* START Supplied records *

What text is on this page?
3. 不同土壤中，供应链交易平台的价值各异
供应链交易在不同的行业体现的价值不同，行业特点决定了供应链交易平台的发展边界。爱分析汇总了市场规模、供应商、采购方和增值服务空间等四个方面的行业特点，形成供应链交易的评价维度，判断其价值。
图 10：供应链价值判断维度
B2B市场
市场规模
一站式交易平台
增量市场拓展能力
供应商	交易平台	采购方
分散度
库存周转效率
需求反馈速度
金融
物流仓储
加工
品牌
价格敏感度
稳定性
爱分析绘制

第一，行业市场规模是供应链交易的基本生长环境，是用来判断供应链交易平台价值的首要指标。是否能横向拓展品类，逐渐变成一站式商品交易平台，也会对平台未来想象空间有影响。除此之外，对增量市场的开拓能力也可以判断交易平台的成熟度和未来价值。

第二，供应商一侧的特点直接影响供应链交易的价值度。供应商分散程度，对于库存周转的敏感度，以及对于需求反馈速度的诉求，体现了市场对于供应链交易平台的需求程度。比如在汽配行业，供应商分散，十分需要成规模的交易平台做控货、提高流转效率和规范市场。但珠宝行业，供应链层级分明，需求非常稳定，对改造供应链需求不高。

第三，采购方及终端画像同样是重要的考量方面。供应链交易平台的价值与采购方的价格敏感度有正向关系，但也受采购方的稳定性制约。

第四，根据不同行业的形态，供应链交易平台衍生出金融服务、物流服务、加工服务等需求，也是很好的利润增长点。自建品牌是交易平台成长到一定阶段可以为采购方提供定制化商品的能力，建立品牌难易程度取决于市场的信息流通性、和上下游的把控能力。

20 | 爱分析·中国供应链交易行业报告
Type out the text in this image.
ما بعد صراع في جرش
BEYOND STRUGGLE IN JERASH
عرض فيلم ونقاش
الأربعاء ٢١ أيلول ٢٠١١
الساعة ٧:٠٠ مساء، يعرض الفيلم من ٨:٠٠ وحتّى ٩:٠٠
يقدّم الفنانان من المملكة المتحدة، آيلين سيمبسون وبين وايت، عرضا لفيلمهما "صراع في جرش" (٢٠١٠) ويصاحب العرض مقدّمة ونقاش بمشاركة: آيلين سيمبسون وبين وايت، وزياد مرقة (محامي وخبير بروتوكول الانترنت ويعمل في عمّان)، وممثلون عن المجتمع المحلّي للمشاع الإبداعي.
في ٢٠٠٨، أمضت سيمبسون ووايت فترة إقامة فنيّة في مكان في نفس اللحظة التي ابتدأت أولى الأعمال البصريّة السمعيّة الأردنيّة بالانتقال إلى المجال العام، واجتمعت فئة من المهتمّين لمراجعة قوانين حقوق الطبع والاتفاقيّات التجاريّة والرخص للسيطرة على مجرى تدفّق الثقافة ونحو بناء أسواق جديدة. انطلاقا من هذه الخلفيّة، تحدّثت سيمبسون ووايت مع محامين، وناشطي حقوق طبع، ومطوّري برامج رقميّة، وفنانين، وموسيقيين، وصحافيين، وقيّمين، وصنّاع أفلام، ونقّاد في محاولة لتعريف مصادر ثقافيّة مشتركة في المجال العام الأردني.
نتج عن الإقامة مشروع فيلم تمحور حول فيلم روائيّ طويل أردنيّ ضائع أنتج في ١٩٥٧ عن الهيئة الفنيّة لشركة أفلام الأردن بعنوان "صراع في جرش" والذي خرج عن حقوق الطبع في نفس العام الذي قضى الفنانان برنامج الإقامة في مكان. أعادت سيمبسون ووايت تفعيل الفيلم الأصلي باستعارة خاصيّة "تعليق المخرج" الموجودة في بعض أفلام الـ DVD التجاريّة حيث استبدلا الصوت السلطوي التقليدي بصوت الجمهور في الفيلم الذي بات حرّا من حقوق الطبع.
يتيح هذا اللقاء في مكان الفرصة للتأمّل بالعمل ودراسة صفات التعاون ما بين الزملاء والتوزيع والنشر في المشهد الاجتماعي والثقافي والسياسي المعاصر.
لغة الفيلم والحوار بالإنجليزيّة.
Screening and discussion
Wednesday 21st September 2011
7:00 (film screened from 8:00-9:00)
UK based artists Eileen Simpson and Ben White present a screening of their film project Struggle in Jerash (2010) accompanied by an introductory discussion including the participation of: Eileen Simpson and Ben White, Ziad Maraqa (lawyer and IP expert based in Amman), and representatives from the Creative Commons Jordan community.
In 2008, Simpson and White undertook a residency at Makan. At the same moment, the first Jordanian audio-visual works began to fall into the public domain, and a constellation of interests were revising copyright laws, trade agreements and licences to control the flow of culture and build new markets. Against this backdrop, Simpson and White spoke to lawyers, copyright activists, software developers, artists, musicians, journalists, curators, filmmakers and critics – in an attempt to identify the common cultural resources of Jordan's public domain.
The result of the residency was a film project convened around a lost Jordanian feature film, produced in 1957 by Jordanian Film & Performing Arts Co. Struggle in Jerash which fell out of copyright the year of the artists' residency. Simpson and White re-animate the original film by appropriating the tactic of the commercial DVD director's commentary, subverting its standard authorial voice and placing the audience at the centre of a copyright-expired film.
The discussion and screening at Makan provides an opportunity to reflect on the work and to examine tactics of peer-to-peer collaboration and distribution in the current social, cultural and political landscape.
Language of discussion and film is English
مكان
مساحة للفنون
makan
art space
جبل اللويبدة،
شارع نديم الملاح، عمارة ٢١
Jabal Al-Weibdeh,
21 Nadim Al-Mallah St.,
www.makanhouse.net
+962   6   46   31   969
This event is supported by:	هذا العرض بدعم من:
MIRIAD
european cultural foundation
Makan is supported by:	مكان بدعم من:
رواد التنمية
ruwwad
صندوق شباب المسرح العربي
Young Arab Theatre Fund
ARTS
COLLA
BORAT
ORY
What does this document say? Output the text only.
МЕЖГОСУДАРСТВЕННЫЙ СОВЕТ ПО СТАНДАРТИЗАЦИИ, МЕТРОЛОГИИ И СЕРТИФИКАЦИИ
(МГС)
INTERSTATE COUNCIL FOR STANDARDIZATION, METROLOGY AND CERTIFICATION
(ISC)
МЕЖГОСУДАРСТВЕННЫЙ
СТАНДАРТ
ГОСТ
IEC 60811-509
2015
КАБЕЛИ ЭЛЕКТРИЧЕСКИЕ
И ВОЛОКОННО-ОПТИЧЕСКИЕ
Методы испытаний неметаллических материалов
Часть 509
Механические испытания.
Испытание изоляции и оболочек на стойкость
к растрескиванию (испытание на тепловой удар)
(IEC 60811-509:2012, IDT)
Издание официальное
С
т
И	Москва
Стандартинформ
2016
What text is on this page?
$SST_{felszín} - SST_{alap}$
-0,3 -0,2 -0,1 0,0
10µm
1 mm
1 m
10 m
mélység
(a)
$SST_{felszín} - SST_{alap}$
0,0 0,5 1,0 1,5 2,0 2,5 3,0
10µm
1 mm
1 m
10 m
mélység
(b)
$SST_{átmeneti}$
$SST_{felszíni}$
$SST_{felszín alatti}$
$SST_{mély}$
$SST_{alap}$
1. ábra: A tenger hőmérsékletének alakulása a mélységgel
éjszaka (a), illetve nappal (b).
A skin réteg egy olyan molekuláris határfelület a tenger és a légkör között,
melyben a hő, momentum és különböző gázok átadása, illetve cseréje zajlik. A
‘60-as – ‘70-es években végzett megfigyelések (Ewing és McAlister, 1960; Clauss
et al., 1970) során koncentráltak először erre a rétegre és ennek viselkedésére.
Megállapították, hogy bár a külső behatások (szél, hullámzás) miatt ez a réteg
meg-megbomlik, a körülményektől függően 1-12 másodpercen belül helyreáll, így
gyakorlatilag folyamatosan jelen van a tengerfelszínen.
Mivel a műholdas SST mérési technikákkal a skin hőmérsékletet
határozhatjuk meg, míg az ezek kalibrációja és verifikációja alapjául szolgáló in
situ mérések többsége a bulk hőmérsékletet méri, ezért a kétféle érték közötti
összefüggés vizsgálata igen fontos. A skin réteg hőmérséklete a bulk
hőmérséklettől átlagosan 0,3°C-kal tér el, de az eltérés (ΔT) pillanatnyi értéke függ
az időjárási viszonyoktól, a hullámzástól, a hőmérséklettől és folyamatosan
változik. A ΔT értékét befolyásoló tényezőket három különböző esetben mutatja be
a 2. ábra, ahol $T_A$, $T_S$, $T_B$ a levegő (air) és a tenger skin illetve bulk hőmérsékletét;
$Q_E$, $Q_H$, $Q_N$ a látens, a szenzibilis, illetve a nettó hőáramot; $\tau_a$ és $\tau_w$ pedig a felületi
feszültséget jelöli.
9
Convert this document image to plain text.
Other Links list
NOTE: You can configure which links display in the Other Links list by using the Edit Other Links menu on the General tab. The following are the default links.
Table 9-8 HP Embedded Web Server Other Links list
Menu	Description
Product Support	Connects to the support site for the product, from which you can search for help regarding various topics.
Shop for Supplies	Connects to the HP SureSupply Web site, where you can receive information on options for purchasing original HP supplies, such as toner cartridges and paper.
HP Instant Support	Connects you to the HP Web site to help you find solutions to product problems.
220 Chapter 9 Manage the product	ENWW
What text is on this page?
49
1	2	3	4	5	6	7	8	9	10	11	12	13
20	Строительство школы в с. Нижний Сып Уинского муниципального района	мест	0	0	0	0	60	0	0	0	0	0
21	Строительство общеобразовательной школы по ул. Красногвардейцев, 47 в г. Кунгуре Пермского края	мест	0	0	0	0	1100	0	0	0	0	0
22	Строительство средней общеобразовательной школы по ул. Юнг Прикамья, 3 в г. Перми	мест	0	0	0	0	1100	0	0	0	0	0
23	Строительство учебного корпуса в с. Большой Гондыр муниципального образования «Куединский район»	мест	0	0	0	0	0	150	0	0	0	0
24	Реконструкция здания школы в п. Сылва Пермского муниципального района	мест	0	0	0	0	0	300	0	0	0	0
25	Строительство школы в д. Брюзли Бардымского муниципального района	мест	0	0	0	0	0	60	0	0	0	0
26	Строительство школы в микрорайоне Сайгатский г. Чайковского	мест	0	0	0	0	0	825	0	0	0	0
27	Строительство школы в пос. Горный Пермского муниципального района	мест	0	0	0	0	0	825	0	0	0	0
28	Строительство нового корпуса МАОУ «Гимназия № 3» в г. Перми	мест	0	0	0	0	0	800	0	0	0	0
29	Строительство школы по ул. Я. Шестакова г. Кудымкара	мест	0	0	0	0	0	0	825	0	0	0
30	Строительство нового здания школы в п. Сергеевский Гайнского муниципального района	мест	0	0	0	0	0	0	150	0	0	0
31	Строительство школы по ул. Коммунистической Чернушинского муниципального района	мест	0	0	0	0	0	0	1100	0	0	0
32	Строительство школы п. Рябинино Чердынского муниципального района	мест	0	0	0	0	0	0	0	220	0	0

* END Supplied records *

* [The exercise] Return all the lines that contain the string "الفنانان".

* [Written solution]
يقدّم الفنانان من المملكة المتحدة، آيلين سيمبسون وبين وايت، عرضا لفيلمهما "صراع في جرش" (٢٠١٠) ويصاحب العرض مقدّمة ونقاش بمشاركة: آيلين سيمبسون وبين وايت، وزياد مرقة (محامي وخبير بروتوكول الانترنت ويعمل في عمّان)، وممثلون عن المجتمع المحلّي للمشاع الإبداعي.
نتج عن الإقامة مشروع فيلم تمحور حول فيلم روائيّ طويل أردنيّ ضائع أنتج في ١٩٥٧ عن الهيئة الفنيّة لشركة أفلام الأردن بعنوان "صراع في جرش" والذي خرج عن حقوق الطبع في نفس العام الذي قضى الفنانان برنامج الإقامة في مكان. أعادت سيمبسون ووايت تفعيل الفيلم الأصلي باستعارة خاصيّة "تعليق المخرج" الموجودة في بعض أفلام الـ DVD التجاريّة حيث استبدلا الصوت السلطوي التقليدي بصوت الجمهور في الفيلم الذي بات حرّا من حقوق الطبع.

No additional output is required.